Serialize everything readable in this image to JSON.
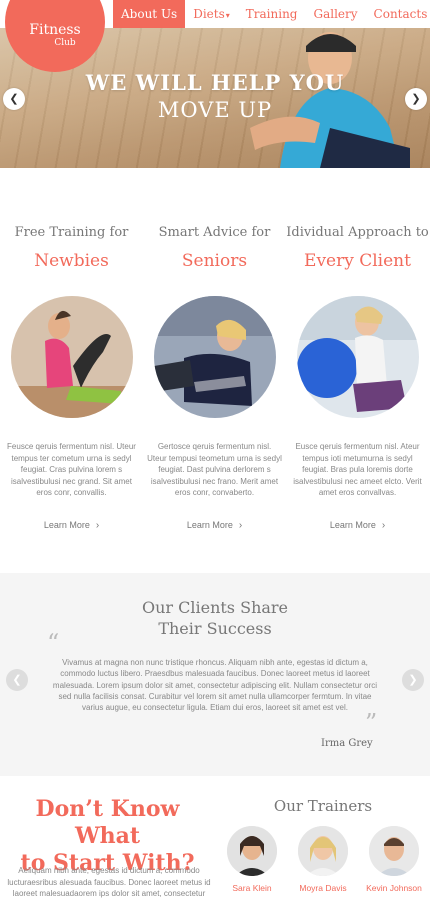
{
  "brand": {
    "name": "Fitness",
    "sub": "Club",
    "accent": "#f26a5b"
  },
  "nav": {
    "items": [
      {
        "label": "About Us",
        "active": true
      },
      {
        "label": "Diets",
        "caret": true
      },
      {
        "label": "Training"
      },
      {
        "label": "Gallery"
      },
      {
        "label": "Contacts"
      }
    ]
  },
  "hero": {
    "line1": "WE WILL HELP YOU",
    "line2": "MOVE UP",
    "prev_icon": "chevron-left-icon",
    "next_icon": "chevron-right-icon"
  },
  "features": [
    {
      "top": "Free Training for",
      "big": "Newbies",
      "text": "Feusce qeruis fermentum nisl. Uteur tempus ter cometum urna is sedyl feugiat. Cras pulvina lorem s isalvestibulusi nec grand. Sit amet eros conr, convallis.",
      "link": "Learn More"
    },
    {
      "top": "Smart Advice for",
      "big": "Seniors",
      "text": "Gertosce qeruis fermentum nisl. Uteur tempusi teometum urna is sedyl feugiat. Dast pulvina derlorem s isalvestibulusi nec frano. Merit amet eros conr, convaberto.",
      "link": "Learn More"
    },
    {
      "top": "Idividual Approach to",
      "big": "Every Client",
      "text": "Eusce qeruis fermentum nisl. Ateur tempus ioti metumurna is sedyl feugiat. Bras pula loremis dorte isalvestibulusi nec ameet elcto. Verit amet eros convallvas.",
      "link": "Learn More"
    }
  ],
  "testimonials": {
    "title_line1": "Our Clients Share",
    "title_line2": "Their Success",
    "quote": "Vivamus at magna non nunc tristique rhoncus. Aliquam nibh ante, egestas id dictum a, commodo luctus libero. Praesdbus malesuada faucibus. Donec laoreet metus id laoreet malesuada. Lorem ipsum dolor sit amet, consectetur adipiscing elit. Nullam consectetur orci sed nulla facilisis consat. Curabitur vel lorem sit amet nulla ullamcorper fermtum. In vitae varius augue, eu consectetur ligula. Etiam dui eros, laoreet sit amet est vel.",
    "author": "Irma Grey"
  },
  "cta": {
    "line1": "Don’t Know What",
    "line2": "to Start With?",
    "text": "Aeliquam nibh ante, egestas id dictum a, commodo lucturaesribus alesuada faucibus. Donec laoreet metus id laoreet malesuadaorem ips dolor sit amet, consectetur"
  },
  "trainers": {
    "title": "Our Trainers",
    "people": [
      {
        "name": "Sara Klein"
      },
      {
        "name": "Moyra Davis"
      },
      {
        "name": "Kevin Johnson"
      }
    ]
  }
}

· · · · ·

STATED PROBLEM:
In the lines above, find each one with "dolor" and list it.

RESPONSE TO THE TASK:
    "quote": "Vivamus at magna non nunc tristique rhoncus. Aliquam nibh ante, egestas id dictum a, commodo luctus libero. Praesdbus malesuada faucibus. Donec laoreet metus id laoreet malesuada. Lorem ipsum dolor sit amet, consectetur adipiscing elit. Nullam consectetur orci sed nulla facilisis consat. Curabitur vel lorem sit amet nulla ullamcorper fermtum. In vitae varius augue, eu consectetur ligula. Etiam dui eros, laoreet sit amet est vel.",
    "text": "Aeliquam nibh ante, egestas id dictum a, commodo lucturaesribus alesuada faucibus. Donec laoreet metus id laoreet malesuadaorem ips dolor sit amet, consectetur"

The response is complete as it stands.